[Records from a collection of figures]
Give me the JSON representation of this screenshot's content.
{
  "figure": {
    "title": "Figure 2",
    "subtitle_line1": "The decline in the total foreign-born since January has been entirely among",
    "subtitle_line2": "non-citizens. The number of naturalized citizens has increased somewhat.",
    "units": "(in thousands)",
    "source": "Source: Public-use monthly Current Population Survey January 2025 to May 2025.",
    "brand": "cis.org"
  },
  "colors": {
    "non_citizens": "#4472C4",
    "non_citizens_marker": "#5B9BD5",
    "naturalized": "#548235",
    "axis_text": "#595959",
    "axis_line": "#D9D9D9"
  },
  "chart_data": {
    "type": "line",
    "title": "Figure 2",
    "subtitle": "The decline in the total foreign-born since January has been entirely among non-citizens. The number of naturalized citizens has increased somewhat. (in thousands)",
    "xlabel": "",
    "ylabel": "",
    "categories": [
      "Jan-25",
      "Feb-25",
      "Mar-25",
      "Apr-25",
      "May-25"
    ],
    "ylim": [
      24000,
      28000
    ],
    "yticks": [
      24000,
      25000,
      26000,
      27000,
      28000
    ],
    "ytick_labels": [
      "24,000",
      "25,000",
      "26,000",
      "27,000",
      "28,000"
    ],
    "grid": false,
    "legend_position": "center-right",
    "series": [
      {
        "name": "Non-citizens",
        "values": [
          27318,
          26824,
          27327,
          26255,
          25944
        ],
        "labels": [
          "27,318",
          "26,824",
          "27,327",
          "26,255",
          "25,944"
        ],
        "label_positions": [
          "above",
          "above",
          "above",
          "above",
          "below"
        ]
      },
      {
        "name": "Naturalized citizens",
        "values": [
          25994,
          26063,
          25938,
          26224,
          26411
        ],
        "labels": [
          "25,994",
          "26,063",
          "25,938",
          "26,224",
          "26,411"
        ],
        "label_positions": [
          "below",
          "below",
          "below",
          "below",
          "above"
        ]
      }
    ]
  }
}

Exercise description
Each entry above is to be quoted exactly.

Result for this task
Give me the JSON representation of this screenshot's content.
{
  "figure": {
    "title": "Figure 2",
    "subtitle_line1": "The decline in the total foreign-born since January has been entirely among",
    "subtitle_line2": "non-citizens. The number of naturalized citizens has increased somewhat.",
    "units": "(in thousands)",
    "source": "Source: Public-use monthly Current Population Survey January 2025 to May 2025.",
    "brand": "cis.org"
  },
  "colors": {
    "non_citizens": "#4472C4",
    "non_citizens_marker": "#5B9BD5",
    "naturalized": "#548235",
    "axis_text": "#595959",
    "axis_line": "#D9D9D9"
  },
  "chart_data": {
    "type": "line",
    "title": "Figure 2",
    "subtitle": "The decline in the total foreign-born since January has been entirely among non-citizens. The number of naturalized citizens has increased somewhat. (in thousands)",
    "xlabel": "",
    "ylabel": "",
    "categories": [
      "Jan-25",
      "Feb-25",
      "Mar-25",
      "Apr-25",
      "May-25"
    ],
    "ylim": [
      24000,
      28000
    ],
    "yticks": [
      24000,
      25000,
      26000,
      27000,
      28000
    ],
    "ytick_labels": [
      "24,000",
      "25,000",
      "26,000",
      "27,000",
      "28,000"
    ],
    "grid": false,
    "legend_position": "center-right",
    "series": [
      {
        "name": "Non-citizens",
        "values": [
          27318,
          26824,
          27327,
          26255,
          25944
        ],
        "labels": [
          "27,318",
          "26,824",
          "27,327",
          "26,255",
          "25,944"
        ],
        "label_positions": [
          "above",
          "above",
          "above",
          "above",
          "below"
        ]
      },
      {
        "name": "Naturalized citizens",
        "values": [
          25994,
          26063,
          25938,
          26224,
          26411
        ],
        "labels": [
          "25,994",
          "26,063",
          "25,938",
          "26,224",
          "26,411"
        ],
        "label_positions": [
          "below",
          "below",
          "below",
          "below",
          "above"
        ]
      }
    ]
  }
}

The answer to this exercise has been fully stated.